### TASK PROMPT
Below are the records. Count the lines containing the string "Protocol", and reply with the number alone.

(Dataset items)
--- Start ---
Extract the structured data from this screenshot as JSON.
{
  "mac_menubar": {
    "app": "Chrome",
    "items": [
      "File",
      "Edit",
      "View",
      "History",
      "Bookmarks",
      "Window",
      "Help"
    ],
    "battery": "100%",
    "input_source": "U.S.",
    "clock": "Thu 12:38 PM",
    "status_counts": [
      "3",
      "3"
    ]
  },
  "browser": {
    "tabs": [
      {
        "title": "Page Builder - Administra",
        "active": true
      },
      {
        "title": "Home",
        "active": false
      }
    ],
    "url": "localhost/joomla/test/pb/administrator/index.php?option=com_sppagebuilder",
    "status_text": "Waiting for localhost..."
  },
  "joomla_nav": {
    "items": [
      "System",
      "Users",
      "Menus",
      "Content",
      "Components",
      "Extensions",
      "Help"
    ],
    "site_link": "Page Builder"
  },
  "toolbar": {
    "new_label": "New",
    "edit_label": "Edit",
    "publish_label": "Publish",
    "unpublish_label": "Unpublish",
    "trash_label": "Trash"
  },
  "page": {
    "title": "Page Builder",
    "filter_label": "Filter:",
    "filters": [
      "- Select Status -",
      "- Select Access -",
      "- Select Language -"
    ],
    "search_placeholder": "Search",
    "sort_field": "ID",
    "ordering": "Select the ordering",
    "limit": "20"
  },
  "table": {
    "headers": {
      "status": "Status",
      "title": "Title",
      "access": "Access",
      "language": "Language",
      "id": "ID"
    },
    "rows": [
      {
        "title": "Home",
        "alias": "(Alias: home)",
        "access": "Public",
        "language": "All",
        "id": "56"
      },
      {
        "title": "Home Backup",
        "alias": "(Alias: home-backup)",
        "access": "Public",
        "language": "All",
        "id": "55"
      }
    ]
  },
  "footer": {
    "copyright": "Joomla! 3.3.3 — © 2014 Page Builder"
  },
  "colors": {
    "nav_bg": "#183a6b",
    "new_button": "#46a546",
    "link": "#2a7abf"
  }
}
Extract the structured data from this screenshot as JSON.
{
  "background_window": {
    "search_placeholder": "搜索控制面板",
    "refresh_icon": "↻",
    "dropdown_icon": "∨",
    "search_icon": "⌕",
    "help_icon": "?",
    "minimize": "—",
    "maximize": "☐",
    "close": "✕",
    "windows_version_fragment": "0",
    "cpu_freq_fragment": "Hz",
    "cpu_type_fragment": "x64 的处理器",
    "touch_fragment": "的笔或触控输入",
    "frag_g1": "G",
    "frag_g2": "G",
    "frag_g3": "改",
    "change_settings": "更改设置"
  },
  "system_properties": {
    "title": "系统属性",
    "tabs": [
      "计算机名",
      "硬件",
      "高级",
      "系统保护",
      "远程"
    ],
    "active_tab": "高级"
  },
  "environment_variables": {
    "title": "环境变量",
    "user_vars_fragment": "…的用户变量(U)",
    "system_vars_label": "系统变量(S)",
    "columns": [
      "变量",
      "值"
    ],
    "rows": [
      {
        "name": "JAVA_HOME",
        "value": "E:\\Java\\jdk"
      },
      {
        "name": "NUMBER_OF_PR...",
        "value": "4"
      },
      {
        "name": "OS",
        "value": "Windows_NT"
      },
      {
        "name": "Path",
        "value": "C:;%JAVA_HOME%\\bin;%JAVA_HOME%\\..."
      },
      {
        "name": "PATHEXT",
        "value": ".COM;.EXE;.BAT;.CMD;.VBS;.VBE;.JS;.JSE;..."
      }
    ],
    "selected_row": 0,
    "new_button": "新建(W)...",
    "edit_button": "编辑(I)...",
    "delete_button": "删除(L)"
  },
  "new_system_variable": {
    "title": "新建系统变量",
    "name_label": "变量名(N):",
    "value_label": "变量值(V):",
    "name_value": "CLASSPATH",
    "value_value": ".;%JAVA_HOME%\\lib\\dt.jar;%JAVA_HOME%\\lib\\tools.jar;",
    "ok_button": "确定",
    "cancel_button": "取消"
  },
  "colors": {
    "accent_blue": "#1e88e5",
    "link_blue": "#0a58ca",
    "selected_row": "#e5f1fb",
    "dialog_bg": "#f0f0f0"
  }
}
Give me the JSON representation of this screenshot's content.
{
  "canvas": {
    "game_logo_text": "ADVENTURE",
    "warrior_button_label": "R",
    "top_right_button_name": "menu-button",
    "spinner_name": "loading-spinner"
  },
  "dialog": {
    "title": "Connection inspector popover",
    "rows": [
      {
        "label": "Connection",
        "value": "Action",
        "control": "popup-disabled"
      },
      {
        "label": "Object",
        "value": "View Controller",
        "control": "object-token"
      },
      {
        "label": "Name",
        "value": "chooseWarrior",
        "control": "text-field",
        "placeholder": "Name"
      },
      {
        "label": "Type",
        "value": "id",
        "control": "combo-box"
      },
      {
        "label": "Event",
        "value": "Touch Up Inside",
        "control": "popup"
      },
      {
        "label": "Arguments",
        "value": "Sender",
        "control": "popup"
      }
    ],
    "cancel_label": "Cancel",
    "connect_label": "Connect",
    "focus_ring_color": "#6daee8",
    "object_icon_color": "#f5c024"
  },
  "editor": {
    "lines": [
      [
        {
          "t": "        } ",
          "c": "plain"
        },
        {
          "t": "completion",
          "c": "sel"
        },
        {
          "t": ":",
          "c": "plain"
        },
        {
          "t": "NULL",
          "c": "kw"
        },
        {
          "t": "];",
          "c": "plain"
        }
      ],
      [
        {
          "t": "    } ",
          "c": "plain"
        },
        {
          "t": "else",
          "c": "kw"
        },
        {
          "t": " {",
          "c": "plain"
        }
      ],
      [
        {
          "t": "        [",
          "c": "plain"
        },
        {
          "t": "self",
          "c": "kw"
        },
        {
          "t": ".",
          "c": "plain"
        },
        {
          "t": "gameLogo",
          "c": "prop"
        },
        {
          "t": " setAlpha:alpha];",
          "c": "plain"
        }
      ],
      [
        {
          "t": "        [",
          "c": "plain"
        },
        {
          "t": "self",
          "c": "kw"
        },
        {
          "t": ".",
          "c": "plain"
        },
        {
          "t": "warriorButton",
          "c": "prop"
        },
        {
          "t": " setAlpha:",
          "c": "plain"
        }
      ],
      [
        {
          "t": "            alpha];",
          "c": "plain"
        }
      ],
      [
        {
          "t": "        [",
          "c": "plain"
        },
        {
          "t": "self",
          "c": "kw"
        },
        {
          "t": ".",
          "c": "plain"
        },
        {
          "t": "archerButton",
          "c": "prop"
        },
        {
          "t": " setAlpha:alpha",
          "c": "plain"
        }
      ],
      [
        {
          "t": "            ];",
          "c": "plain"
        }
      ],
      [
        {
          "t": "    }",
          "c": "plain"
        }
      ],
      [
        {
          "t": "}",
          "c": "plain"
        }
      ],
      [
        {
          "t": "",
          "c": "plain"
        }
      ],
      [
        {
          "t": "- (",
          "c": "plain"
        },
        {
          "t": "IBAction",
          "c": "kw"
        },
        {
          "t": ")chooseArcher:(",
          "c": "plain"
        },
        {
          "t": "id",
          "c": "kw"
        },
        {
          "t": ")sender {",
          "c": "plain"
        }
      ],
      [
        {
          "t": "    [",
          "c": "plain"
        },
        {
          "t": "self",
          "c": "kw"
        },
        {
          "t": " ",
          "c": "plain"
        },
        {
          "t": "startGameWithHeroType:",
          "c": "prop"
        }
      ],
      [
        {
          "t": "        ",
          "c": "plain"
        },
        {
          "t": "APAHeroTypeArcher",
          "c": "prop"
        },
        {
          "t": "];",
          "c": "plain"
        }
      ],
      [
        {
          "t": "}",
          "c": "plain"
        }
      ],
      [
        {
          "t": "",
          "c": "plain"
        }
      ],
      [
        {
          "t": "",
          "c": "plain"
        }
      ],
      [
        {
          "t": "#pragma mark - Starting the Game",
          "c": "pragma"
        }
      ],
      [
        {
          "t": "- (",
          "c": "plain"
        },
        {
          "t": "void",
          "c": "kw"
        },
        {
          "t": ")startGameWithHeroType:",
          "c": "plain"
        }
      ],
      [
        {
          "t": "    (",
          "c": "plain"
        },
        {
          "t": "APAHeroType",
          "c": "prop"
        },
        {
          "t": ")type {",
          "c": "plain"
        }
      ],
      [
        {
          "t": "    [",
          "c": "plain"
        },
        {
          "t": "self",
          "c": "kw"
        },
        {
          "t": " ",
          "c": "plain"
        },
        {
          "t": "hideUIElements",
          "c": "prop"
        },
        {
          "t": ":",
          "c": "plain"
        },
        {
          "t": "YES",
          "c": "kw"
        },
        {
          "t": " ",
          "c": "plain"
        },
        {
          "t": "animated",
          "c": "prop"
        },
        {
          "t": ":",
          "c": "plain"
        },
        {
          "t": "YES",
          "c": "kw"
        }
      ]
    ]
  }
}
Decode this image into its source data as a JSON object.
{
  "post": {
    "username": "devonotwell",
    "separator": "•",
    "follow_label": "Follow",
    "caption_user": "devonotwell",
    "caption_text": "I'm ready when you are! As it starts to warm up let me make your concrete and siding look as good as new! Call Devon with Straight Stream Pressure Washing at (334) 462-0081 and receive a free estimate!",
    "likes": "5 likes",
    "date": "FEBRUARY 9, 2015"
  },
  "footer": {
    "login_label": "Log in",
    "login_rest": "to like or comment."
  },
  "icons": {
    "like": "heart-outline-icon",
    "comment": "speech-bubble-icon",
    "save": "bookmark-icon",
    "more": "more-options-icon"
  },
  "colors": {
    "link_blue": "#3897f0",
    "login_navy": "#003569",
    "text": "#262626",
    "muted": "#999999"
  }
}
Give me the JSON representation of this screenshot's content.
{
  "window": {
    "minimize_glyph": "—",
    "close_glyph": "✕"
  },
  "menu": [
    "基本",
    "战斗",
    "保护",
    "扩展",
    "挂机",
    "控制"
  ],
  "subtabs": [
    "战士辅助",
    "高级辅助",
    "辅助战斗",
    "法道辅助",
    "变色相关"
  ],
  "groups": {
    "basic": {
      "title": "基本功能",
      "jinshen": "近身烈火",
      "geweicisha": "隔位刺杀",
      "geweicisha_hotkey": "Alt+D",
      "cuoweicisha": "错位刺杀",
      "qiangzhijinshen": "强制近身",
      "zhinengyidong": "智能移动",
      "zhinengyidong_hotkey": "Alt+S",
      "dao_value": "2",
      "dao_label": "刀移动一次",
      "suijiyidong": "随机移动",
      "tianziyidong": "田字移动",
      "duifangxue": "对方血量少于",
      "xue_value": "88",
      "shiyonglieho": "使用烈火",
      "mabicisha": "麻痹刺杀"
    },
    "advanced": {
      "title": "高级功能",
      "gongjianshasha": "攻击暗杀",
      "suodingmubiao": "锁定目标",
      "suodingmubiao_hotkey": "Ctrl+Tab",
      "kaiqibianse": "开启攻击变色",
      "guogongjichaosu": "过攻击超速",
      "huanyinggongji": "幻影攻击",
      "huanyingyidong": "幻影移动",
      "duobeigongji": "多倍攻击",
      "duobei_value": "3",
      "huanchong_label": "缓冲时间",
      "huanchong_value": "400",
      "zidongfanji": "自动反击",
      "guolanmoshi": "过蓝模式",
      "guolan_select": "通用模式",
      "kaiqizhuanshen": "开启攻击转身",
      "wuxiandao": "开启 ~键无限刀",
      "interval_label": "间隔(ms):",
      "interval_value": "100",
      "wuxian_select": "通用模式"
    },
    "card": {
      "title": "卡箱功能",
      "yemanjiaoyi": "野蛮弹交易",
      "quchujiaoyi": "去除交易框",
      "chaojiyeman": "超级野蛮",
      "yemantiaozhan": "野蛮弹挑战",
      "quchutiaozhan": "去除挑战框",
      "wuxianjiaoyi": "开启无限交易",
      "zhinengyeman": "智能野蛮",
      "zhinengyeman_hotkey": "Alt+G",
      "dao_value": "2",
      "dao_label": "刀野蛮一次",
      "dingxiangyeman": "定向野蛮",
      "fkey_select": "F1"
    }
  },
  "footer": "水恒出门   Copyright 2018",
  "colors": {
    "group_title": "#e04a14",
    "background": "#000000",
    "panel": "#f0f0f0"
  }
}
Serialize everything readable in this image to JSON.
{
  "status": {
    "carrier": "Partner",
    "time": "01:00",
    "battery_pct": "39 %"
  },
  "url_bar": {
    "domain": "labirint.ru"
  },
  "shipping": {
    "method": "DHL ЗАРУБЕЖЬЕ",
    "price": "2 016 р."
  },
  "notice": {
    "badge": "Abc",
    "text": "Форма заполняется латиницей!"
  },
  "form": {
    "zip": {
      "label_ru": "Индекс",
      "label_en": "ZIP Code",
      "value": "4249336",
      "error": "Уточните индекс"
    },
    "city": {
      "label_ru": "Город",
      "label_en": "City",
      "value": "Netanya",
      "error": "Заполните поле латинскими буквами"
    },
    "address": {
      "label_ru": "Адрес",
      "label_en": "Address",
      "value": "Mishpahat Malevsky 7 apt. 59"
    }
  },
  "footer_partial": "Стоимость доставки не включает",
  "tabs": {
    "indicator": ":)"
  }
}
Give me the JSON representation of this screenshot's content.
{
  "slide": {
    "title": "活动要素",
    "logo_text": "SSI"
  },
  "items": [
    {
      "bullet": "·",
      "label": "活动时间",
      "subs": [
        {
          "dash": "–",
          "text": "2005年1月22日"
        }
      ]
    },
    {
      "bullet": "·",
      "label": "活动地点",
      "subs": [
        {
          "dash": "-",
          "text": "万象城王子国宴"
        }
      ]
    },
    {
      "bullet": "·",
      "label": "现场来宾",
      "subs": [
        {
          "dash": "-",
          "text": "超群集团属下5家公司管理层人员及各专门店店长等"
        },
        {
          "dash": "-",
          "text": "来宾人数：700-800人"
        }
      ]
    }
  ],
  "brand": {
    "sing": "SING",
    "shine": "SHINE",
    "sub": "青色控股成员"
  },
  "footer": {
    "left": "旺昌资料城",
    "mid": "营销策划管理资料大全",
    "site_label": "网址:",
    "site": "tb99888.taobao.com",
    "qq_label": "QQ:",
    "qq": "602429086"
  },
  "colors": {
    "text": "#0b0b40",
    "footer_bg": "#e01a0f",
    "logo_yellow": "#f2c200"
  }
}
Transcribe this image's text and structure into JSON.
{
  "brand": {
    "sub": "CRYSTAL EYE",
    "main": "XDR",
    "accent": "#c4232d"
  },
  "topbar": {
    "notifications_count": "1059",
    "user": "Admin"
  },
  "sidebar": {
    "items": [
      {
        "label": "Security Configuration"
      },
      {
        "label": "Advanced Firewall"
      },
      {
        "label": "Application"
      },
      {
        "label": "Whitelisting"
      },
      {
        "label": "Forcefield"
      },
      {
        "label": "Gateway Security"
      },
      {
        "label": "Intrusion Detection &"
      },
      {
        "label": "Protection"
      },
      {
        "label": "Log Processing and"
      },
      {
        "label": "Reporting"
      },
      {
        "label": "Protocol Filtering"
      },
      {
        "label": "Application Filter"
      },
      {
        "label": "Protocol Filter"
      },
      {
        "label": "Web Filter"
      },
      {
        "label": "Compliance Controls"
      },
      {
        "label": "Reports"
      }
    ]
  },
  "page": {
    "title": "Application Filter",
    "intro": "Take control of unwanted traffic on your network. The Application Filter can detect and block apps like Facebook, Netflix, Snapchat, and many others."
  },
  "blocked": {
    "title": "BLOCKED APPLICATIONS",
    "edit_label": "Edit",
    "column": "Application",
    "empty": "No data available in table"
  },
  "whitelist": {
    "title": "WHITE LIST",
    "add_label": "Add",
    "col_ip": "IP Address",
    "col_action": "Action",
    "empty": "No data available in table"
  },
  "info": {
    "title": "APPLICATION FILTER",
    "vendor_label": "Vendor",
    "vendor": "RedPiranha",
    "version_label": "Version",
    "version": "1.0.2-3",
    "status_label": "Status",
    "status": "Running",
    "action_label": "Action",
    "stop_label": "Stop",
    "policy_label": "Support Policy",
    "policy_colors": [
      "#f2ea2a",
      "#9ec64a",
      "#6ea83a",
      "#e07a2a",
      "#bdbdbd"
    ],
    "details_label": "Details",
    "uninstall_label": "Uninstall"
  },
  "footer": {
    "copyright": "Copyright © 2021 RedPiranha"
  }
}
--- End ---
### RESPONSE TO THE TASK
2